# GIVEN INSTRUCTION
Repeat the records below exactly, leaving out every picture.

- - -

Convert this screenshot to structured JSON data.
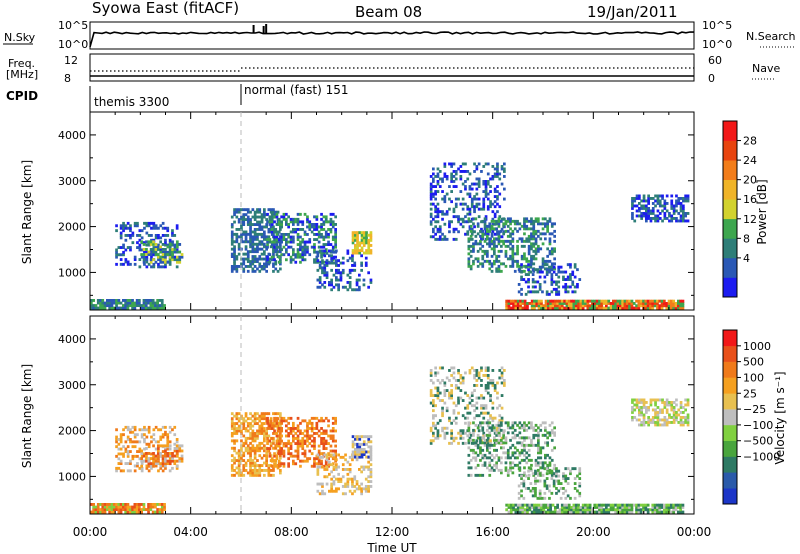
{
  "header": {
    "station": "Syowa East (fitACF)",
    "beam": "Beam 08",
    "date": "19/Jan/2011"
  },
  "strips": {
    "nsky_label": "N.Sky",
    "nsky_ticks": [
      "10^5",
      "10^0"
    ],
    "nsearch_label": "N.Search",
    "nsearch_ticks": [
      "10^5",
      "10^0"
    ],
    "freq_label": "Freq.",
    "freq_unit": "[MHz]",
    "freq_ticks": [
      "12",
      "8"
    ],
    "nave_label": "Nave",
    "nave_ticks": [
      "60",
      "0"
    ],
    "cpid_label": "CPID",
    "cpid_programs": [
      {
        "name": "themis 3300",
        "start_hour": 0
      },
      {
        "name": "normal (fast) 151",
        "start_hour": 6
      }
    ]
  },
  "power_colorbar": {
    "label": "Power [dB]",
    "ticks": [
      "28",
      "24",
      "20",
      "16",
      "12",
      "8",
      "4"
    ],
    "colors": [
      "#1c1cf0",
      "#2a58b5",
      "#2e7e78",
      "#3da64e",
      "#d2d22e",
      "#f0b428",
      "#f27d1a",
      "#e8440f",
      "#f21818"
    ]
  },
  "velocity_colorbar": {
    "label": "Velocity [m s⁻¹]",
    "ticks": [
      "1000",
      "500",
      "100",
      "25",
      "−25",
      "−100",
      "−500",
      "−1000"
    ],
    "colors": [
      "#1c36c8",
      "#2a5aaa",
      "#2e7a64",
      "#49a53d",
      "#80d040",
      "#bebebe",
      "#e8c050",
      "#f5a020",
      "#f07a1a",
      "#e8501a",
      "#f21818"
    ]
  },
  "x_ticks": [
    "00:00",
    "04:00",
    "08:00",
    "12:00",
    "16:00",
    "20:00",
    "00:00"
  ],
  "x_title": "Time UT",
  "y_title": "Slant Range [km]",
  "y_ticks": [
    "4000",
    "3000",
    "2000",
    "1000"
  ],
  "chart_data": {
    "type": "heatmap",
    "x_range_hours": [
      0,
      24
    ],
    "y_range_km": [
      180,
      4500
    ],
    "panels": [
      "power",
      "velocity"
    ],
    "scatter_regions": [
      {
        "t0": 0.0,
        "t1": 3.0,
        "r0": 200,
        "r1": 420,
        "density": 0.85
      },
      {
        "t0": 1.0,
        "t1": 3.5,
        "r0": 1100,
        "r1": 2100,
        "density": 0.35
      },
      {
        "t0": 2.0,
        "t1": 3.7,
        "r0": 1200,
        "r1": 1700,
        "density": 0.55
      },
      {
        "t0": 5.6,
        "t1": 7.6,
        "r0": 1000,
        "r1": 2400,
        "density": 0.55
      },
      {
        "t0": 7.0,
        "t1": 9.8,
        "r0": 1200,
        "r1": 2300,
        "density": 0.45
      },
      {
        "t0": 9.0,
        "t1": 11.2,
        "r0": 600,
        "r1": 1500,
        "density": 0.35
      },
      {
        "t0": 10.4,
        "t1": 11.2,
        "r0": 1400,
        "r1": 1900,
        "density": 0.7
      },
      {
        "t0": 13.5,
        "t1": 16.5,
        "r0": 1700,
        "r1": 3400,
        "density": 0.3
      },
      {
        "t0": 15.0,
        "t1": 18.5,
        "r0": 1000,
        "r1": 2200,
        "density": 0.4
      },
      {
        "t0": 17.0,
        "t1": 19.5,
        "r0": 500,
        "r1": 1200,
        "density": 0.35
      },
      {
        "t0": 16.5,
        "t1": 23.6,
        "r0": 200,
        "r1": 400,
        "density": 0.9
      },
      {
        "t0": 21.5,
        "t1": 23.8,
        "r0": 2100,
        "r1": 2700,
        "density": 0.55
      }
    ]
  }
}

- - -

# EXERCISE RESULT
Convert this screenshot to structured JSON data.
{
  "header": {
    "station": "Syowa East (fitACF)",
    "beam": "Beam 08",
    "date": "19/Jan/2011"
  },
  "strips": {
    "nsky_label": "N.Sky",
    "nsky_ticks": [
      "10^5",
      "10^0"
    ],
    "nsearch_label": "N.Search",
    "nsearch_ticks": [
      "10^5",
      "10^0"
    ],
    "freq_label": "Freq.",
    "freq_unit": "[MHz]",
    "freq_ticks": [
      "12",
      "8"
    ],
    "nave_label": "Nave",
    "nave_ticks": [
      "60",
      "0"
    ],
    "cpid_label": "CPID",
    "cpid_programs": [
      {
        "name": "themis 3300",
        "start_hour": 0
      },
      {
        "name": "normal (fast) 151",
        "start_hour": 6
      }
    ]
  },
  "power_colorbar": {
    "label": "Power [dB]",
    "ticks": [
      "28",
      "24",
      "20",
      "16",
      "12",
      "8",
      "4"
    ],
    "colors": [
      "#1c1cf0",
      "#2a58b5",
      "#2e7e78",
      "#3da64e",
      "#d2d22e",
      "#f0b428",
      "#f27d1a",
      "#e8440f",
      "#f21818"
    ]
  },
  "velocity_colorbar": {
    "label": "Velocity [m s⁻¹]",
    "ticks": [
      "1000",
      "500",
      "100",
      "25",
      "−25",
      "−100",
      "−500",
      "−1000"
    ],
    "colors": [
      "#1c36c8",
      "#2a5aaa",
      "#2e7a64",
      "#49a53d",
      "#80d040",
      "#bebebe",
      "#e8c050",
      "#f5a020",
      "#f07a1a",
      "#e8501a",
      "#f21818"
    ]
  },
  "x_ticks": [
    "00:00",
    "04:00",
    "08:00",
    "12:00",
    "16:00",
    "20:00",
    "00:00"
  ],
  "x_title": "Time UT",
  "y_title": "Slant Range [km]",
  "y_ticks": [
    "4000",
    "3000",
    "2000",
    "1000"
  ],
  "chart_data": {
    "type": "heatmap",
    "x_range_hours": [
      0,
      24
    ],
    "y_range_km": [
      180,
      4500
    ],
    "panels": [
      "power",
      "velocity"
    ],
    "scatter_regions": [
      {
        "t0": 0.0,
        "t1": 3.0,
        "r0": 200,
        "r1": 420,
        "density": 0.85
      },
      {
        "t0": 1.0,
        "t1": 3.5,
        "r0": 1100,
        "r1": 2100,
        "density": 0.35
      },
      {
        "t0": 2.0,
        "t1": 3.7,
        "r0": 1200,
        "r1": 1700,
        "density": 0.55
      },
      {
        "t0": 5.6,
        "t1": 7.6,
        "r0": 1000,
        "r1": 2400,
        "density": 0.55
      },
      {
        "t0": 7.0,
        "t1": 9.8,
        "r0": 1200,
        "r1": 2300,
        "density": 0.45
      },
      {
        "t0": 9.0,
        "t1": 11.2,
        "r0": 600,
        "r1": 1500,
        "density": 0.35
      },
      {
        "t0": 10.4,
        "t1": 11.2,
        "r0": 1400,
        "r1": 1900,
        "density": 0.7
      },
      {
        "t0": 13.5,
        "t1": 16.5,
        "r0": 1700,
        "r1": 3400,
        "density": 0.3
      },
      {
        "t0": 15.0,
        "t1": 18.5,
        "r0": 1000,
        "r1": 2200,
        "density": 0.4
      },
      {
        "t0": 17.0,
        "t1": 19.5,
        "r0": 500,
        "r1": 1200,
        "density": 0.35
      },
      {
        "t0": 16.5,
        "t1": 23.6,
        "r0": 200,
        "r1": 400,
        "density": 0.9
      },
      {
        "t0": 21.5,
        "t1": 23.8,
        "r0": 2100,
        "r1": 2700,
        "density": 0.55
      }
    ]
  }
}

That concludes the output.